Written task » Give the number of lines containing the word "EUROPA", and nothing else.

Recorded information »
▼▼▼
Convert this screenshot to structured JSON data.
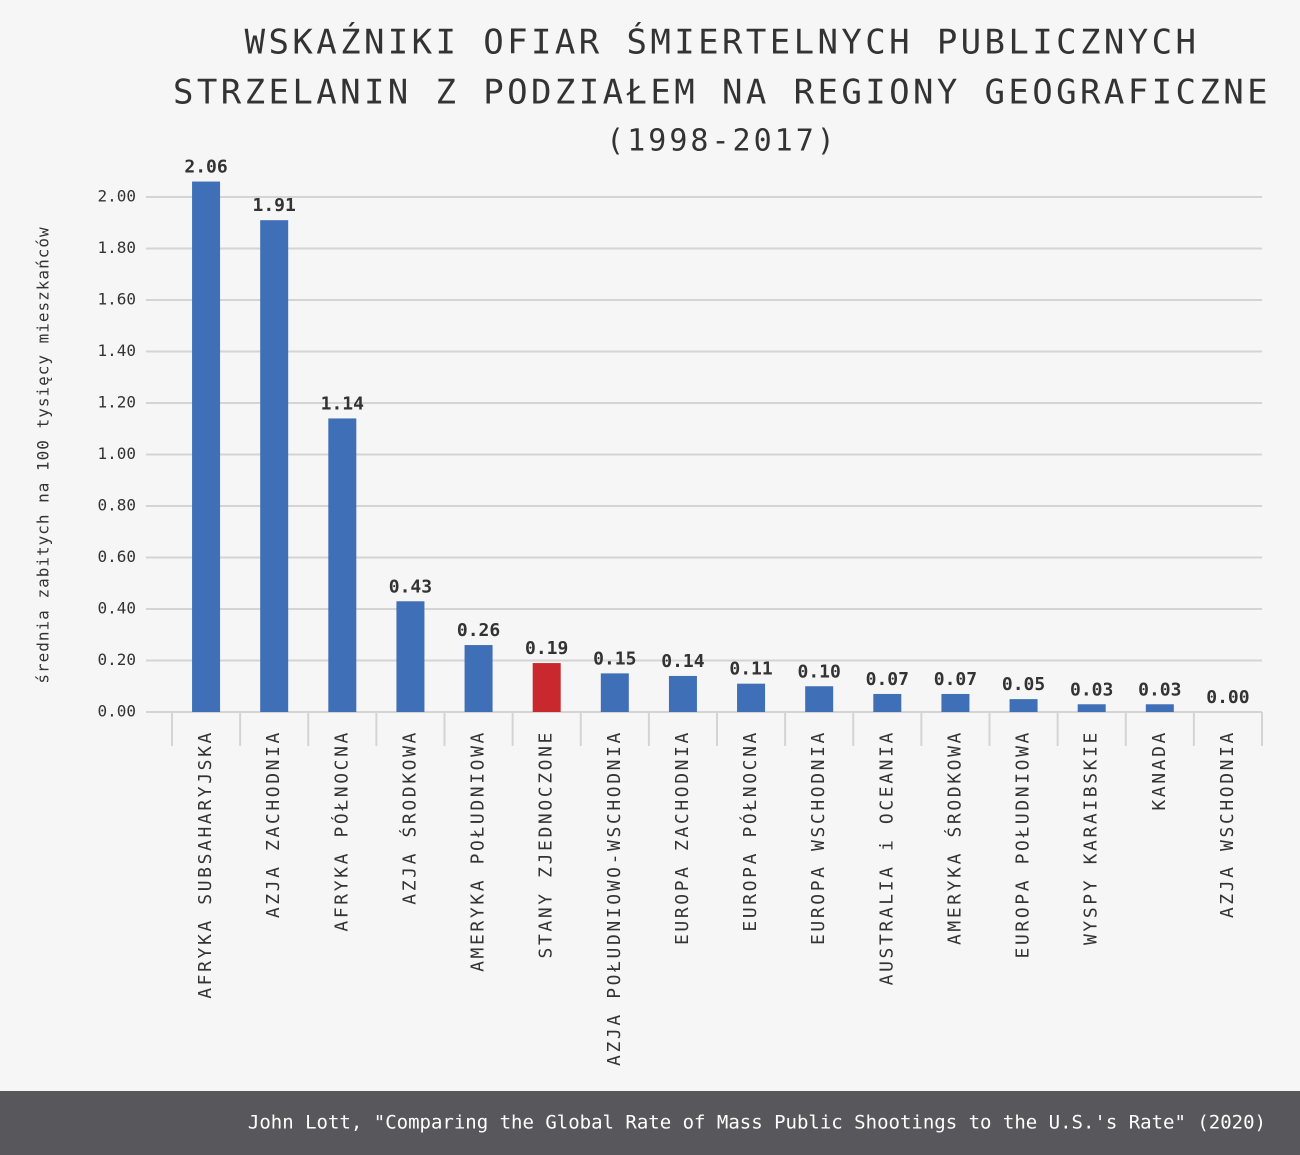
{
  "chart_data": {
    "type": "bar",
    "title": [
      "WSKAŹNIKI OFIAR ŚMIERTELNYCH PUBLICZNYCH",
      "STRZELANIN Z PODZIAŁEM NA REGIONY GEOGRAFICZNE"
    ],
    "subtitle": "(1998-2017)",
    "y_label": "średnia zabitych na 100 tysięcy mieszkańców",
    "source": "John Lott, \"Comparing the Global Rate of Mass Public Shootings to the U.S.'s Rate\" (2020)",
    "categories": [
      "AFRYKA SUBSAHARYJSKA",
      "AZJA ZACHODNIA",
      "AFRYKA PÓŁNOCNA",
      "AZJA ŚRODKOWA",
      "AMERYKA POŁUDNIOWA",
      "STANY ZJEDNOCZONE",
      "AZJA POŁUDNIOWO-WSCHODNIA",
      "EUROPA ZACHODNIA",
      "EUROPA PÓŁNOCNA",
      "EUROPA WSCHODNIA",
      "AUSTRALIA i OCEANIA",
      "AMERYKA ŚRODKOWA",
      "EUROPA POŁUDNIOWA",
      "WYSPY KARAIBSKIE",
      "KANADA",
      "AZJA WSCHODNIA"
    ],
    "values": [
      2.06,
      1.91,
      1.14,
      0.43,
      0.26,
      0.19,
      0.15,
      0.14,
      0.11,
      0.1,
      0.07,
      0.07,
      0.05,
      0.03,
      0.03,
      0.0
    ],
    "value_labels": [
      "2.06",
      "1.91",
      "1.14",
      "0.43",
      "0.26",
      "0.19",
      "0.15",
      "0.14",
      "0.11",
      "0.10",
      "0.07",
      "0.07",
      "0.05",
      "0.03",
      "0.03",
      "0.00"
    ],
    "colors": [
      "#3f6fb6",
      "#3f6fb6",
      "#3f6fb6",
      "#3f6fb6",
      "#3f6fb6",
      "#c8282e",
      "#3f6fb6",
      "#3f6fb6",
      "#3f6fb6",
      "#3f6fb6",
      "#3f6fb6",
      "#3f6fb6",
      "#3f6fb6",
      "#3f6fb6",
      "#3f6fb6",
      "#3f6fb6"
    ],
    "ylim": [
      0,
      2
    ],
    "yticks": [
      {
        "value": 0,
        "label": "0.00"
      },
      {
        "value": 0.2,
        "label": "0.20"
      },
      {
        "value": 0.4,
        "label": "0.40"
      },
      {
        "value": 0.6,
        "label": "0.60"
      },
      {
        "value": 0.8,
        "label": "0.80"
      },
      {
        "value": 1,
        "label": "1.00"
      },
      {
        "value": 1.2,
        "label": "1.20"
      },
      {
        "value": 1.4,
        "label": "1.40"
      },
      {
        "value": 1.6,
        "label": "1.60"
      },
      {
        "value": 1.8,
        "label": "1.80"
      },
      {
        "value": 2,
        "label": "2.00"
      }
    ],
    "grid": true
  }
}
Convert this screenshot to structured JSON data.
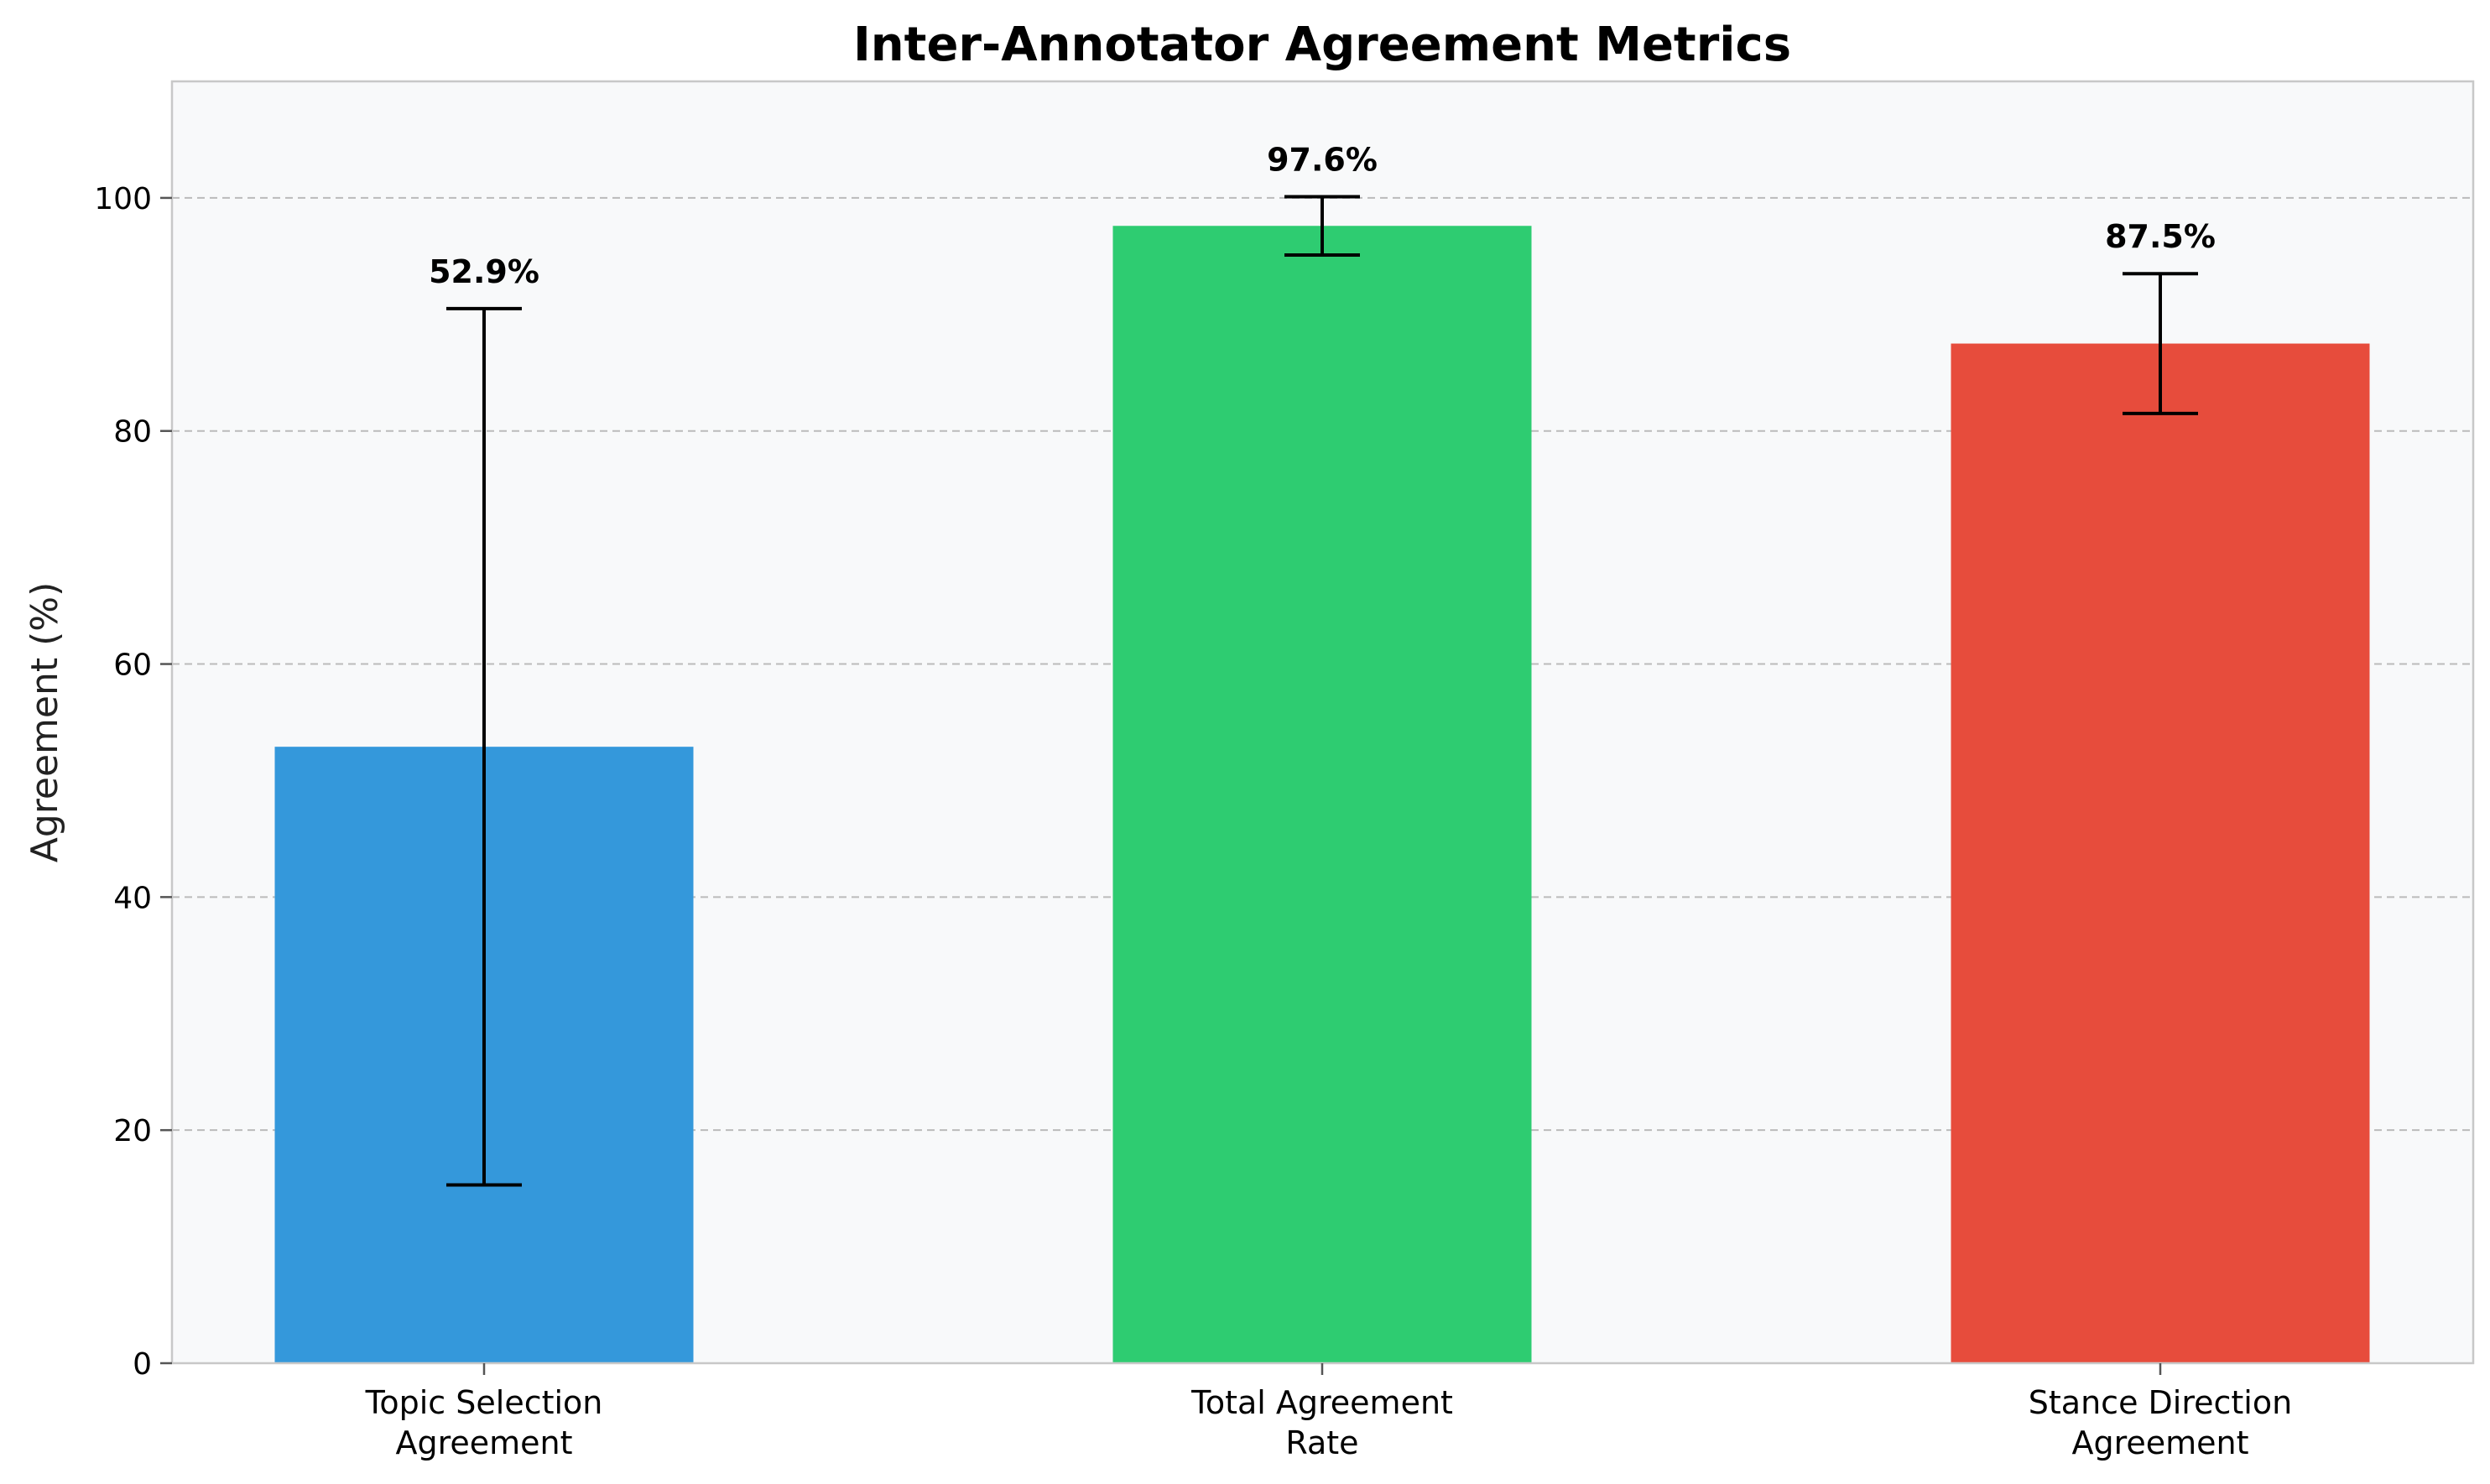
▲▲▲
The completed task » 4